What is expected: How many lines hold the string "Centre"? Give only the number.
## Start Available records
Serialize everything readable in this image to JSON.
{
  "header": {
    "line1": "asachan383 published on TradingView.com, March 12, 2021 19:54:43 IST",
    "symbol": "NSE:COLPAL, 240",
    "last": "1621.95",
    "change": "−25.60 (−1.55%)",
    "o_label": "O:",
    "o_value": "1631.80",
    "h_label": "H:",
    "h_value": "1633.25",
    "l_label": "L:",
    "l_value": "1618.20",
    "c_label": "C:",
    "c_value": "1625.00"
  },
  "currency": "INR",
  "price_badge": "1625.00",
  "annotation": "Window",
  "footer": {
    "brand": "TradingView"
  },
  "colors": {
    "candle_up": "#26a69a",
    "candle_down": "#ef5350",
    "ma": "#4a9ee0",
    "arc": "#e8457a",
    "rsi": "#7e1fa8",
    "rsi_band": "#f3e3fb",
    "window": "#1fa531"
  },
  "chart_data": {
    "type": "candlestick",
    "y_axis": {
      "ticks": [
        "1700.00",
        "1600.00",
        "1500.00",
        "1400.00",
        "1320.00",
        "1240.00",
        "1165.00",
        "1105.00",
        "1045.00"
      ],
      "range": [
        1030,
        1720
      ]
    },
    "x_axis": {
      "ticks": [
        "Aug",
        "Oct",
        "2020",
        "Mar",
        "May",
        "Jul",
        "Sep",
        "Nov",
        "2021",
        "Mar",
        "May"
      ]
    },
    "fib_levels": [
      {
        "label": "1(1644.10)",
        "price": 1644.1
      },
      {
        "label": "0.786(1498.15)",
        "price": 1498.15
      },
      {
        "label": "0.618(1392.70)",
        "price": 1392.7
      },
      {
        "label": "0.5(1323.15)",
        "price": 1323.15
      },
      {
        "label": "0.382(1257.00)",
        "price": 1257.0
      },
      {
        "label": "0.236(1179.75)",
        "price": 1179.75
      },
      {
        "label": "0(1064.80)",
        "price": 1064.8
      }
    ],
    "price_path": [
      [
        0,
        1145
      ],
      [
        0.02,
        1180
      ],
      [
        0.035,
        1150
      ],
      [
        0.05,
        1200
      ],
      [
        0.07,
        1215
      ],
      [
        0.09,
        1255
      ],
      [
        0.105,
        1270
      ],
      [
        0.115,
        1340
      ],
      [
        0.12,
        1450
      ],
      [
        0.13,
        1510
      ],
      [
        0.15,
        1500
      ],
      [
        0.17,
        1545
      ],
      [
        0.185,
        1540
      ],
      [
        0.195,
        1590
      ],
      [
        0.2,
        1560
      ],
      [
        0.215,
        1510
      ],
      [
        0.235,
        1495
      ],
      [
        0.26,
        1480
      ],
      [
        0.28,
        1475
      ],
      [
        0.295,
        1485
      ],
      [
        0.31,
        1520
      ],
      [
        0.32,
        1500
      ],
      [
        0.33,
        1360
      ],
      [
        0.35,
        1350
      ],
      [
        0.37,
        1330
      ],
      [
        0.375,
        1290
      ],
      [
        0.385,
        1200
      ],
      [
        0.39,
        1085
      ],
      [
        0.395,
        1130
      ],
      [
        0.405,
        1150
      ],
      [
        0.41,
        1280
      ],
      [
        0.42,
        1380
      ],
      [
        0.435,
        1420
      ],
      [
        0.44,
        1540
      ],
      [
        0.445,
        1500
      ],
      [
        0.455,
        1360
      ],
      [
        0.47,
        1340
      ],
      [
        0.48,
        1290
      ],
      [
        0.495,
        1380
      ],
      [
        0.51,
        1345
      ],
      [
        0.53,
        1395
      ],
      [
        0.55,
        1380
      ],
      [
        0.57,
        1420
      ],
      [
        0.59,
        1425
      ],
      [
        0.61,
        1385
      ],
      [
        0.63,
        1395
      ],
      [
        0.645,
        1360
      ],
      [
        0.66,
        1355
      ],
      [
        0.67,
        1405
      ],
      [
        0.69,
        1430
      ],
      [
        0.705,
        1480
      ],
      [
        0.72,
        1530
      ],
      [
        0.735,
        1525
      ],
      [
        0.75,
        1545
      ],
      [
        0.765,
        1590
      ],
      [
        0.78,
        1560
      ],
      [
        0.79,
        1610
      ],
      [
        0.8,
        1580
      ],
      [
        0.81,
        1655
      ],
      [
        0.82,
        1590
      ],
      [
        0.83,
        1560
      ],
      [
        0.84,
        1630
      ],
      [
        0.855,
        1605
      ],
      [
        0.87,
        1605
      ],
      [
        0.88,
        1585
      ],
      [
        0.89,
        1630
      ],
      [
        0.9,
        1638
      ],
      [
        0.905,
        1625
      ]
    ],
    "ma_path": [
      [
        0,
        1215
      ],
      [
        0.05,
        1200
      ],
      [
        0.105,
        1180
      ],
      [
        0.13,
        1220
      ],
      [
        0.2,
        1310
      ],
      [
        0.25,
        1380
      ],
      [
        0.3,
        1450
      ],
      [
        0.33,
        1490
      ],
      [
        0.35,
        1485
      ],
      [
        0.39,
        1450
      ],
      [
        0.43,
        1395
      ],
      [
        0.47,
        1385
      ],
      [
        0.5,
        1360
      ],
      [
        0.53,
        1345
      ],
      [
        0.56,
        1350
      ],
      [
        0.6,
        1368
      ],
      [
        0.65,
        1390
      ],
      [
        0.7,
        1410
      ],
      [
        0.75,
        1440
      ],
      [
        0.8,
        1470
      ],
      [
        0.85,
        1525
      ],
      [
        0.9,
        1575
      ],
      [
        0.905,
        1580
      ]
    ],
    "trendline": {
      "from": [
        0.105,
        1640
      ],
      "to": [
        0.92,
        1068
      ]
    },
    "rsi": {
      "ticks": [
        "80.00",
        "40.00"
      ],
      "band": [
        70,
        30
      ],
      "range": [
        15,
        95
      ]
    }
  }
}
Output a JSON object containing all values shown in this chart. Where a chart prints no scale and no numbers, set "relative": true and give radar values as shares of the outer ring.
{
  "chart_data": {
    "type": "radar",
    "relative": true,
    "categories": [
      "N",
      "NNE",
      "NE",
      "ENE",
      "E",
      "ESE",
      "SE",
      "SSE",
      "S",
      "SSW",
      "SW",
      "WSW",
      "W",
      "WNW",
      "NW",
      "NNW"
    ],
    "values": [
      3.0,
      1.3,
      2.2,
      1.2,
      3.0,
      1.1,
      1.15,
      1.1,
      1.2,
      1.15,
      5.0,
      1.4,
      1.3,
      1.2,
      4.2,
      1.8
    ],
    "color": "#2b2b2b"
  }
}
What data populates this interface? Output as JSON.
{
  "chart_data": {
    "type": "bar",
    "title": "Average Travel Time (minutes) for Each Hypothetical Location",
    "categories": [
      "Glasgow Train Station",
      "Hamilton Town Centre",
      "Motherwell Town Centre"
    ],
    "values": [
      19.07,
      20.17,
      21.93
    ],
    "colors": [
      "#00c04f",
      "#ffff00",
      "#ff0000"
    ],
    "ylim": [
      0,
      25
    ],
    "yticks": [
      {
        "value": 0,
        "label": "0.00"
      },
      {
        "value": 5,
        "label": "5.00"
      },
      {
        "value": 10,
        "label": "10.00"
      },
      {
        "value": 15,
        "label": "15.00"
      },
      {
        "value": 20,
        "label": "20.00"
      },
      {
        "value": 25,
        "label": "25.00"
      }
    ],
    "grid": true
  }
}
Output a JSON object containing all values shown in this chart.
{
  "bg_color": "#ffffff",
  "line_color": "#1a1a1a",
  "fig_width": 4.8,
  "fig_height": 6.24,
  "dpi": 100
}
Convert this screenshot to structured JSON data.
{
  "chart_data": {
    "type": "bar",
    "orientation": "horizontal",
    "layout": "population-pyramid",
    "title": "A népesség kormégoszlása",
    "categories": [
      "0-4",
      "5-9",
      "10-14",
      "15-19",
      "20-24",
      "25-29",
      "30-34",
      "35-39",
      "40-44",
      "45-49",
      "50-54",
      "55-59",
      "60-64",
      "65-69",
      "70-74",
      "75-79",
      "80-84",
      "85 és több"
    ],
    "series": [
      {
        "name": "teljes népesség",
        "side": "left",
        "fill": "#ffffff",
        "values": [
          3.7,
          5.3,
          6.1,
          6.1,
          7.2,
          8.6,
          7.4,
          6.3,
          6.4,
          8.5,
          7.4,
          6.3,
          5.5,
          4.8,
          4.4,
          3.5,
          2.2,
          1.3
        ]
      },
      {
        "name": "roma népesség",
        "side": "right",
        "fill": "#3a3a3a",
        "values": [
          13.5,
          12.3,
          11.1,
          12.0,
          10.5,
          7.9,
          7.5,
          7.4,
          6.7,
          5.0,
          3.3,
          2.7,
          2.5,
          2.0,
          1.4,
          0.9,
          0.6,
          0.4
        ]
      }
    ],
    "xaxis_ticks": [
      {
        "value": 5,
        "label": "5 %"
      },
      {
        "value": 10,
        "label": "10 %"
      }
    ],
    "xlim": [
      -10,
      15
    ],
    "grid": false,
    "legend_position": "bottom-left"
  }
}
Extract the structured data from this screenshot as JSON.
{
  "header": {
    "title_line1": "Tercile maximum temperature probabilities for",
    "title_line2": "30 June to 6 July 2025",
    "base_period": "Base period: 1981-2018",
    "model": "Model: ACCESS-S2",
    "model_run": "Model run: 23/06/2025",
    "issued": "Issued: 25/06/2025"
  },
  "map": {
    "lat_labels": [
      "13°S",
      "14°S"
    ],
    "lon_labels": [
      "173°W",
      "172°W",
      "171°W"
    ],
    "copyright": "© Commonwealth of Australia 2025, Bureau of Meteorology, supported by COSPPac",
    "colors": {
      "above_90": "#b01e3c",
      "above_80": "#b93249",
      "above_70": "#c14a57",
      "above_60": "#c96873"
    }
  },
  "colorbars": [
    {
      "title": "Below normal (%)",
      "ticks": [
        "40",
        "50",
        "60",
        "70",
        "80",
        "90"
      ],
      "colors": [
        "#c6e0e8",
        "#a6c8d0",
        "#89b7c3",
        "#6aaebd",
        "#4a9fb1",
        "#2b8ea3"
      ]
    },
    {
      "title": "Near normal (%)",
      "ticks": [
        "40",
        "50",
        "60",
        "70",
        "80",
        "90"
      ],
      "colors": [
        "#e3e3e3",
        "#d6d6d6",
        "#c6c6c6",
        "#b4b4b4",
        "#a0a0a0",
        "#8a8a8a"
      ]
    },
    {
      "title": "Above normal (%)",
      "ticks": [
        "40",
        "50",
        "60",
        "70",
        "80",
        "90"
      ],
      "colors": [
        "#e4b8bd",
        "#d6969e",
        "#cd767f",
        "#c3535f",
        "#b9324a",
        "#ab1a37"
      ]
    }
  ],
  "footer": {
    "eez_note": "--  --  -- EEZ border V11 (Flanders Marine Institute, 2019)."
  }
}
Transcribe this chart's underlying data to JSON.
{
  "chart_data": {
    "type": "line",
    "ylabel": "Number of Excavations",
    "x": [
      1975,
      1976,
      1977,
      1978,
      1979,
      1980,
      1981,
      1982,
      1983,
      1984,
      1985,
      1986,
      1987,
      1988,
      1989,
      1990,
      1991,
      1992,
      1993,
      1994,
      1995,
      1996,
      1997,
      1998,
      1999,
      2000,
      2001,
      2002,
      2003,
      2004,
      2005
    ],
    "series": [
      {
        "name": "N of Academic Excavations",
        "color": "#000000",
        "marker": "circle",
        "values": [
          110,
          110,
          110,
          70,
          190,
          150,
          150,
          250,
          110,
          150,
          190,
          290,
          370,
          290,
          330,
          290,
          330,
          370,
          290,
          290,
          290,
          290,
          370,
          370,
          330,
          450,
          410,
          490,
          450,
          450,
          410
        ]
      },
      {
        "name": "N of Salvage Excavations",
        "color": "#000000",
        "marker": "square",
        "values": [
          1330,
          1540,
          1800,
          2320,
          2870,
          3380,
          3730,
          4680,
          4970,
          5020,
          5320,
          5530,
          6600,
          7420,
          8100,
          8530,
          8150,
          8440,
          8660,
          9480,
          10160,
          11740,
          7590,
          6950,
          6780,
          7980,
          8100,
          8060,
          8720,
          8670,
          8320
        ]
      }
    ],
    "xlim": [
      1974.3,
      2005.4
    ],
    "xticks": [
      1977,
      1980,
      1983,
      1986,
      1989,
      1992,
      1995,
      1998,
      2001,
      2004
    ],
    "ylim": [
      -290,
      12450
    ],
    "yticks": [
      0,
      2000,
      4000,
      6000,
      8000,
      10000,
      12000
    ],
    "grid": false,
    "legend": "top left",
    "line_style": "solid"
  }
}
## End Available records
Response to the exercise: 2